Exercise – Gather each line containing the string "automatically" from these entries.
--- START ---
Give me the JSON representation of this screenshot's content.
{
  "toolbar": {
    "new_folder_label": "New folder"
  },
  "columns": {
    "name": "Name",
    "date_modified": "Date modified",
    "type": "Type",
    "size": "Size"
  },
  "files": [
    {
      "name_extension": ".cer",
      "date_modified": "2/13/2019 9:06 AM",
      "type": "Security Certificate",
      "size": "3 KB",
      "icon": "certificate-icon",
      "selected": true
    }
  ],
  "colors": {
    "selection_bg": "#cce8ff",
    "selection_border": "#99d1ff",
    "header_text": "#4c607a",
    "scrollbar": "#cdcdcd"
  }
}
--- END ---
--- START ---
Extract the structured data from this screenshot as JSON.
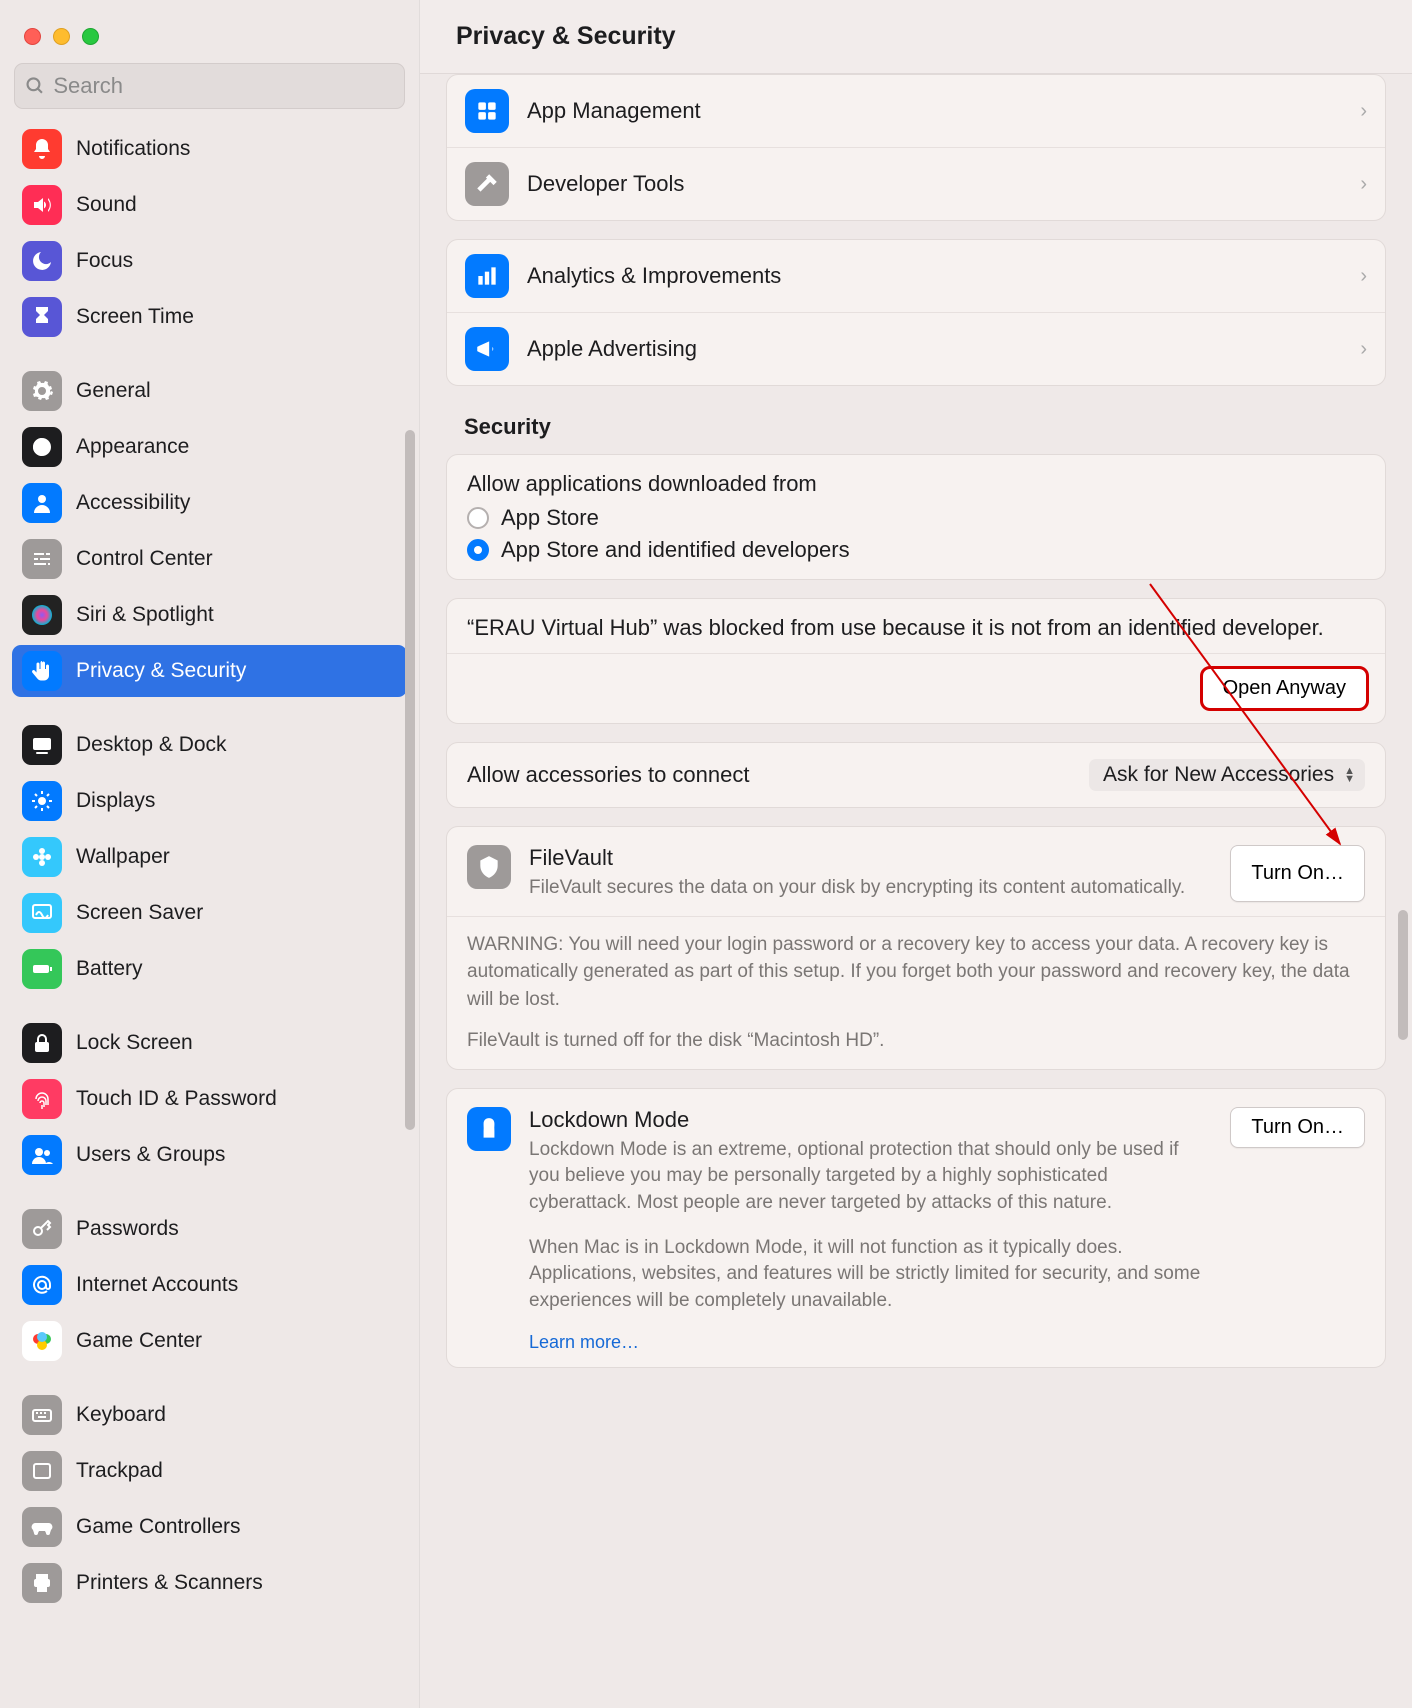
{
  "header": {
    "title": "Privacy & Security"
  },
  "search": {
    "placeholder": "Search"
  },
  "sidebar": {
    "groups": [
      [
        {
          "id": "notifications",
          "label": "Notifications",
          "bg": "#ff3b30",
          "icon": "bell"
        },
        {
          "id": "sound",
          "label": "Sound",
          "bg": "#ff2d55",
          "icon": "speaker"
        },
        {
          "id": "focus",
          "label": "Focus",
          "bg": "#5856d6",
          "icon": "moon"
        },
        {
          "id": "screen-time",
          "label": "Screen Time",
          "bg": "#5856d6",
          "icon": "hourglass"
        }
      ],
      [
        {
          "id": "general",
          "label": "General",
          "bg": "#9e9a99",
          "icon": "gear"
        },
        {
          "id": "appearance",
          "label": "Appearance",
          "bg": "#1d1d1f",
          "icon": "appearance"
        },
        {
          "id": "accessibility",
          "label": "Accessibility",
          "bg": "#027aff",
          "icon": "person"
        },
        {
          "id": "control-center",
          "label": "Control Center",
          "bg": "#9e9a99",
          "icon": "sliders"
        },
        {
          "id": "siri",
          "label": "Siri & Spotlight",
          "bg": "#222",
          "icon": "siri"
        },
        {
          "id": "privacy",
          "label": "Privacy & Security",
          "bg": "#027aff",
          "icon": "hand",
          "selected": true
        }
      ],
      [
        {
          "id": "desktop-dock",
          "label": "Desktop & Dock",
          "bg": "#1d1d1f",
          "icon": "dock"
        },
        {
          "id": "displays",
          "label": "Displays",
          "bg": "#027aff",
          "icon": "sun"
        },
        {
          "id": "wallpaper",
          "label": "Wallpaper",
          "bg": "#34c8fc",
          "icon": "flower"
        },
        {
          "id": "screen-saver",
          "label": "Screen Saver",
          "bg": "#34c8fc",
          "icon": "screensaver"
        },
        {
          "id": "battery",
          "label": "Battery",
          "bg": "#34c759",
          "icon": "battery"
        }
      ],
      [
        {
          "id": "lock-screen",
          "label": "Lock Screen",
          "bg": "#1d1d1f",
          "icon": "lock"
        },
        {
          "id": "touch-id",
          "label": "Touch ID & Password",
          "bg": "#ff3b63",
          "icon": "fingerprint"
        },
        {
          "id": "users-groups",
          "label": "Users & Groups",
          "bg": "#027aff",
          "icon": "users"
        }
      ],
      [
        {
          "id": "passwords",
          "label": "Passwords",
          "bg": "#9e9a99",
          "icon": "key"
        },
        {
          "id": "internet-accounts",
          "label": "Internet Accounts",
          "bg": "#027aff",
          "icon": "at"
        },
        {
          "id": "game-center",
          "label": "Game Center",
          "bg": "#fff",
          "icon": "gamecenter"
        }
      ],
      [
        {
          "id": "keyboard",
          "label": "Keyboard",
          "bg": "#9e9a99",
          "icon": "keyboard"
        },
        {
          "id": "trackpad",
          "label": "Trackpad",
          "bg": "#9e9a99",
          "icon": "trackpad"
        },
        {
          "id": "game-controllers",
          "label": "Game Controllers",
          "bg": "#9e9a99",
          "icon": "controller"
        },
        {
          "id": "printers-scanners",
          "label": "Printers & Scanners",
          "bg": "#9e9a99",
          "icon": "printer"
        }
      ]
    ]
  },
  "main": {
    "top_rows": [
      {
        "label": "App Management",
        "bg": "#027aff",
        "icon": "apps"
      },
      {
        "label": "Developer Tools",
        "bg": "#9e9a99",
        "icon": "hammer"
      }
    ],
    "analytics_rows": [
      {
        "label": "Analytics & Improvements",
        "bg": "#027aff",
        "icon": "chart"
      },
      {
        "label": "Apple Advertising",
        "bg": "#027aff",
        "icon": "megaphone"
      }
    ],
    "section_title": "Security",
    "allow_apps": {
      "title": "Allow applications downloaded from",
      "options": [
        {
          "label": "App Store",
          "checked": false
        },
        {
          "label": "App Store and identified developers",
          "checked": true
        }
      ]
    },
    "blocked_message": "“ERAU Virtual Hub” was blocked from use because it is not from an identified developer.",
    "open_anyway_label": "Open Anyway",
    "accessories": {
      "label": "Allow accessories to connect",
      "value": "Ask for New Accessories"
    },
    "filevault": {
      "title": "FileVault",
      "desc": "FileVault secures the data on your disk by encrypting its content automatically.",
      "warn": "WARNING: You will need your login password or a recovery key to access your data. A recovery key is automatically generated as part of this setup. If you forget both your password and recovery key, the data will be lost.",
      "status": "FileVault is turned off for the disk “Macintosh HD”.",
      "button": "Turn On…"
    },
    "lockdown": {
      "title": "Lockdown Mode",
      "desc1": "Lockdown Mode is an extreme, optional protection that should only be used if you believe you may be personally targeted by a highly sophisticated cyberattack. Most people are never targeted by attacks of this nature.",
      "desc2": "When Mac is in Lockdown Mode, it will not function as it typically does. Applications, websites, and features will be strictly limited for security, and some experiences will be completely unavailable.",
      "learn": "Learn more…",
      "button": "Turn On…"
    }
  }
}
--- END ---
Solved problem –
      "desc": "FileVault secures the data on your disk by encrypting its content automatically.",
      "warn": "WARNING: You will need your login password or a recovery key to access your data. A recovery key is automatically generated as part of this setup. If you forget both your password and recovery key, the data will be lost.",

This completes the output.